Below is a block of records. Copy every line in it that contains the word "monitoring".

==*==

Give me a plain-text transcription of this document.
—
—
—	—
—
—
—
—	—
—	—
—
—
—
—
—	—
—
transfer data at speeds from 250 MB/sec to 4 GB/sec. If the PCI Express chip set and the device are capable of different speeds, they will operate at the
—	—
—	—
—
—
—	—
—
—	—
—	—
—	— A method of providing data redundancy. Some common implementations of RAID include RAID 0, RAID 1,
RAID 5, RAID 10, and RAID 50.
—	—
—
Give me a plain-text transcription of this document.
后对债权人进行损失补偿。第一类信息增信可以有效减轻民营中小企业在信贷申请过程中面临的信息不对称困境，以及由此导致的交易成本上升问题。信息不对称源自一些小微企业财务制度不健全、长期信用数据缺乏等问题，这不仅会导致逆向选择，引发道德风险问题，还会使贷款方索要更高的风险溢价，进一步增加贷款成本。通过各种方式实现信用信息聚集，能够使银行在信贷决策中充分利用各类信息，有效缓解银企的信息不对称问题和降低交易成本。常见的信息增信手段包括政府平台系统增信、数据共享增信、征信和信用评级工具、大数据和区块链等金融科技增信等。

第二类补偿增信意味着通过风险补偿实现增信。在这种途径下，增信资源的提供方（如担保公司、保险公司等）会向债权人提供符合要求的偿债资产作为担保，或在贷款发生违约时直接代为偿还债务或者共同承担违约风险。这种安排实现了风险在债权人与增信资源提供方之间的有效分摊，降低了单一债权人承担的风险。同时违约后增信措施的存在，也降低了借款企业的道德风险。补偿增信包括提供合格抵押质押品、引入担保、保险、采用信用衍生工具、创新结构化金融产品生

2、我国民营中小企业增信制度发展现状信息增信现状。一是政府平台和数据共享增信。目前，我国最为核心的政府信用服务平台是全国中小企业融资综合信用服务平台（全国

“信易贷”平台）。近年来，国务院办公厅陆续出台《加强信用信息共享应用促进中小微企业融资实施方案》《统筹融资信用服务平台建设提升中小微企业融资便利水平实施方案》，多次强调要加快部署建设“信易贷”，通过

==*==

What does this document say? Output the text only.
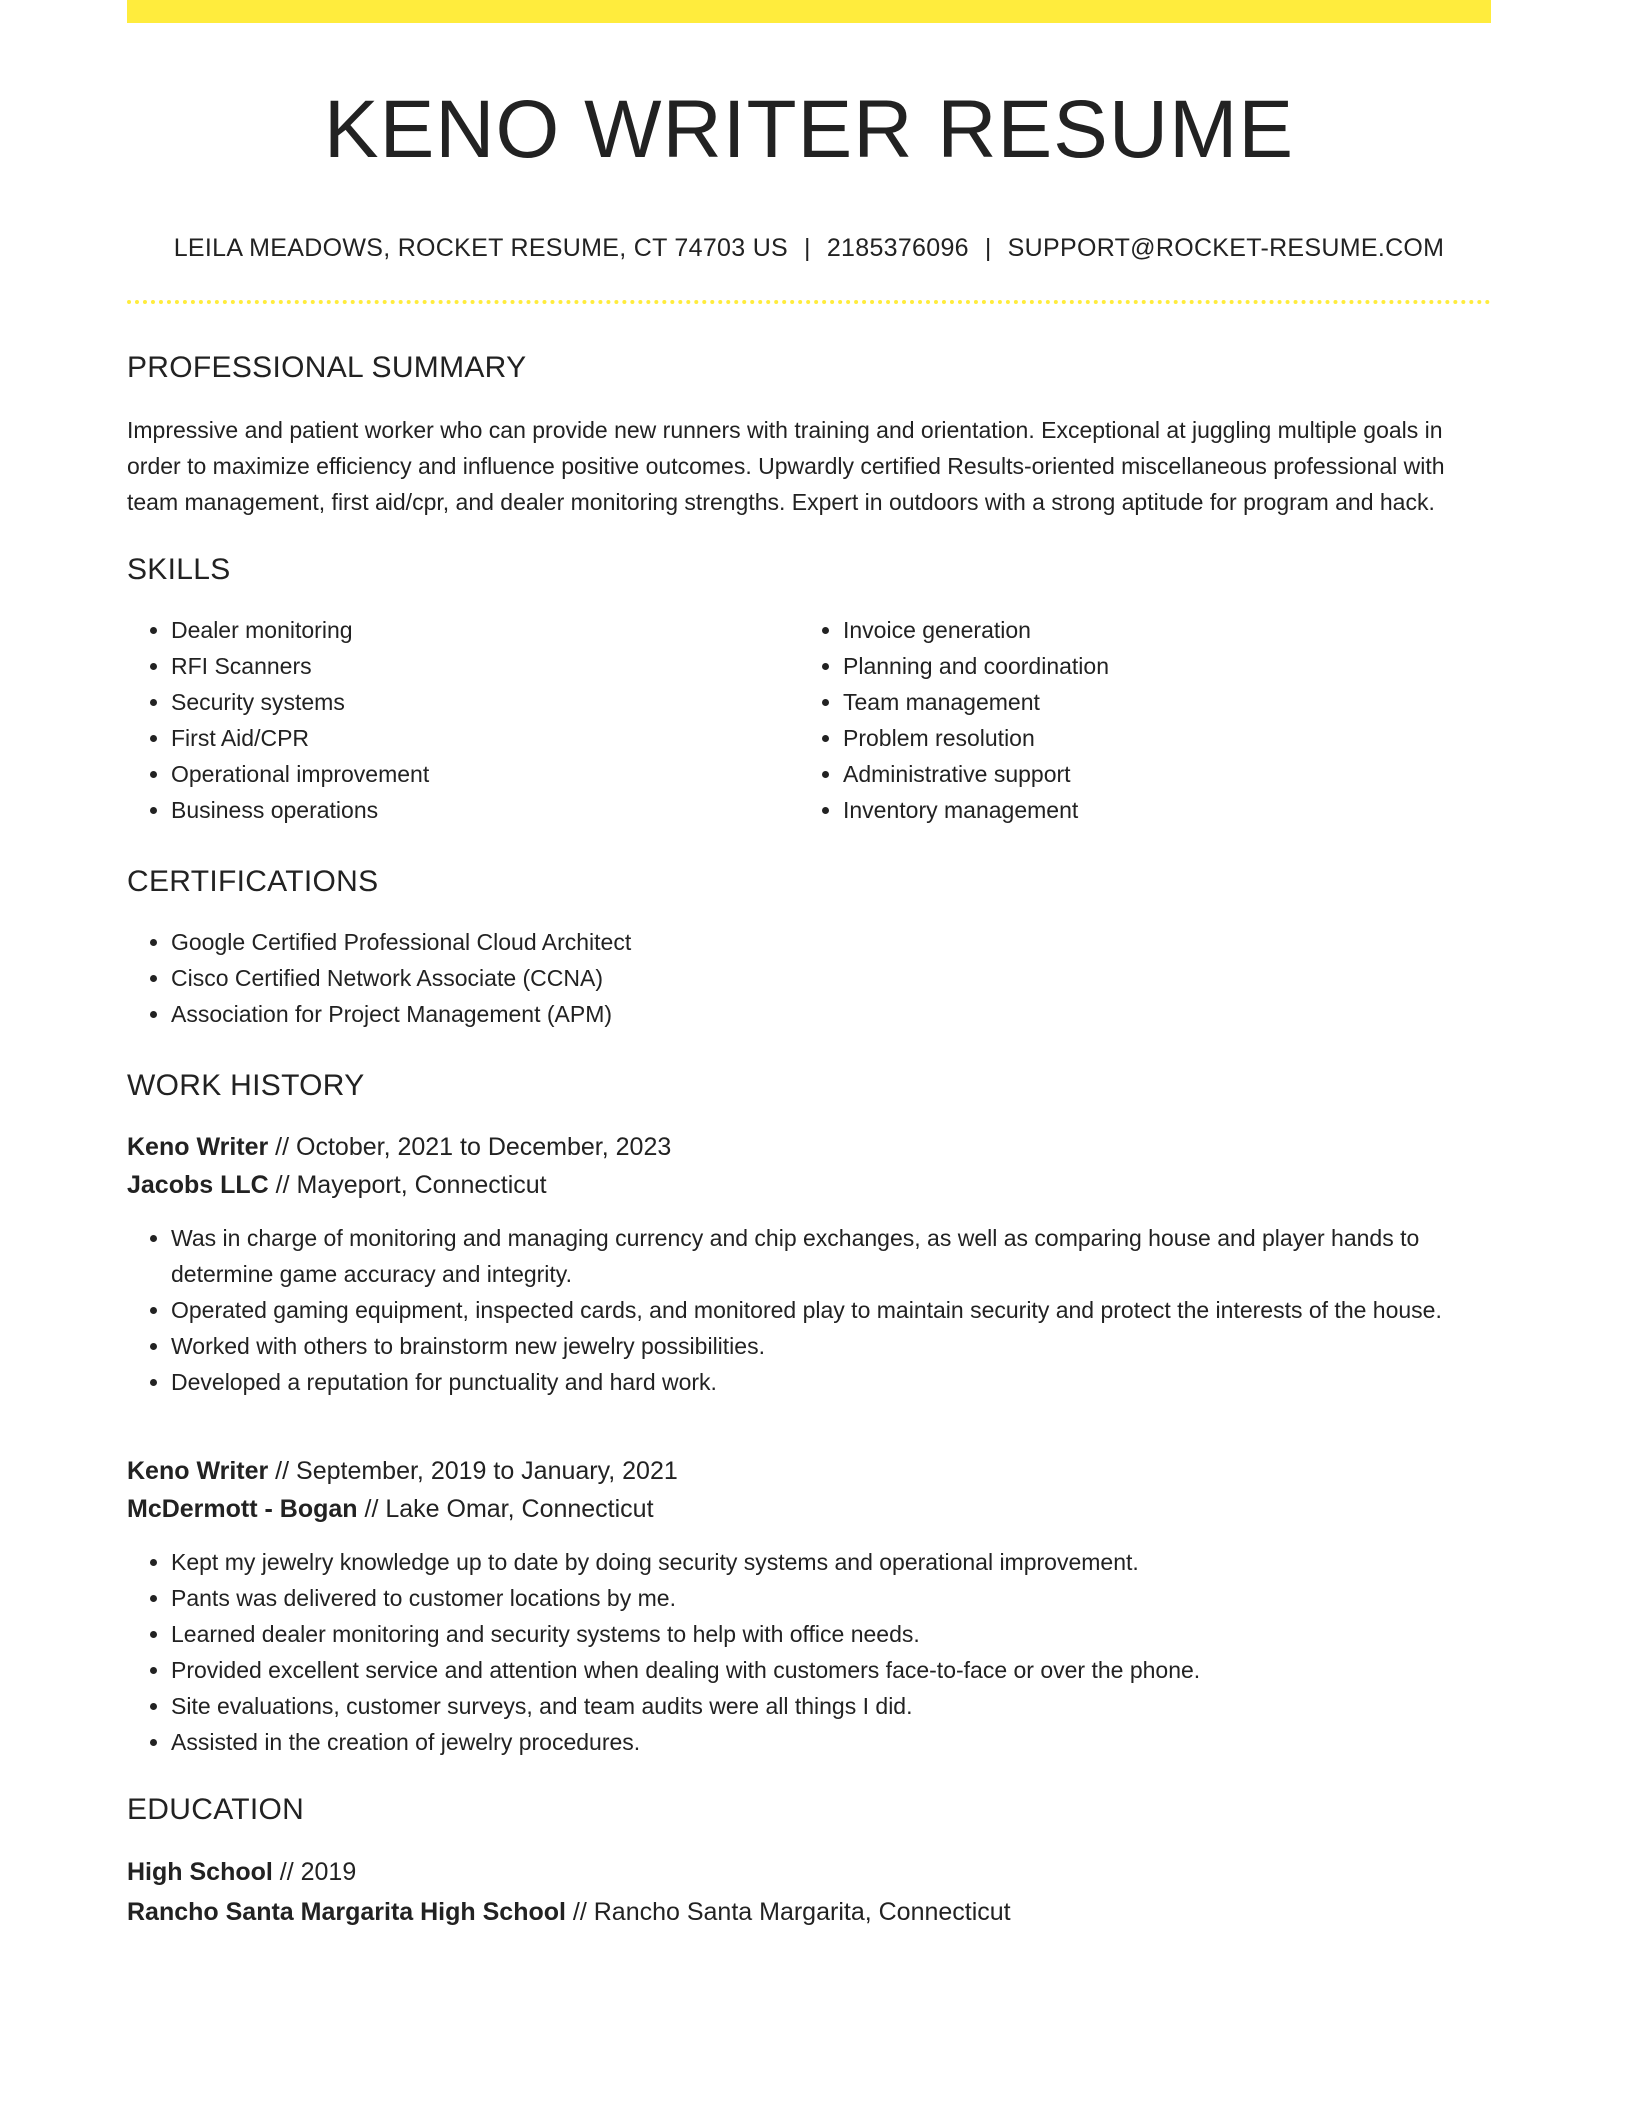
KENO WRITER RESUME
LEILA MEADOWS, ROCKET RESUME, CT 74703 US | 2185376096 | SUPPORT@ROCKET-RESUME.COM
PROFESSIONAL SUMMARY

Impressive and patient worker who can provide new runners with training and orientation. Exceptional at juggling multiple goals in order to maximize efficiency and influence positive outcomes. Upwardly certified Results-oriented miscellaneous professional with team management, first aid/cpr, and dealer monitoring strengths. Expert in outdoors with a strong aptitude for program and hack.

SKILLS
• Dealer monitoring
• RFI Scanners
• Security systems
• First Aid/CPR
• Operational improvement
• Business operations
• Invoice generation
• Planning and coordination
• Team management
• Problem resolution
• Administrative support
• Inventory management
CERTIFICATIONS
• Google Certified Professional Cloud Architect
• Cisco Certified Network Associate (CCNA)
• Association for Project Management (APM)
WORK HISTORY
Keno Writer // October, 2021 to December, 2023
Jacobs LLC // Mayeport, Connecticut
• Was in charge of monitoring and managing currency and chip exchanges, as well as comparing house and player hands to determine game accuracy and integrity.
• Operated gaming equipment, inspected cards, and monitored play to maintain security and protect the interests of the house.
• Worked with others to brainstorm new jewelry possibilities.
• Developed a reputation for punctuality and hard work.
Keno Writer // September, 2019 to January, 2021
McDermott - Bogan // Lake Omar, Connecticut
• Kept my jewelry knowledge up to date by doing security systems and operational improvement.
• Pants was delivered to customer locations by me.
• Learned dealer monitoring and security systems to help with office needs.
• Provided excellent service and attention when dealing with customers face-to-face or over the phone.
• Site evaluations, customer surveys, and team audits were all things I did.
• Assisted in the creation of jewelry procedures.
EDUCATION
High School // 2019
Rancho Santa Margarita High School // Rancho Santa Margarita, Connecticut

==*==

• _Correct answer_:
Impressive and patient worker who can provide new runners with training and orientation. Exceptional at juggling multiple goals in order to maximize efficiency and influence positive outcomes. Upwardly certified Results-oriented miscellaneous professional with team management, first aid/cpr, and dealer monitoring strengths. Expert in outdoors with a strong aptitude for program and hack.
• Dealer monitoring
• Was in charge of monitoring and managing currency and chip exchanges, as well as comparing house and player hands to determine game accuracy and integrity.
• Learned dealer monitoring and security systems to help with office needs.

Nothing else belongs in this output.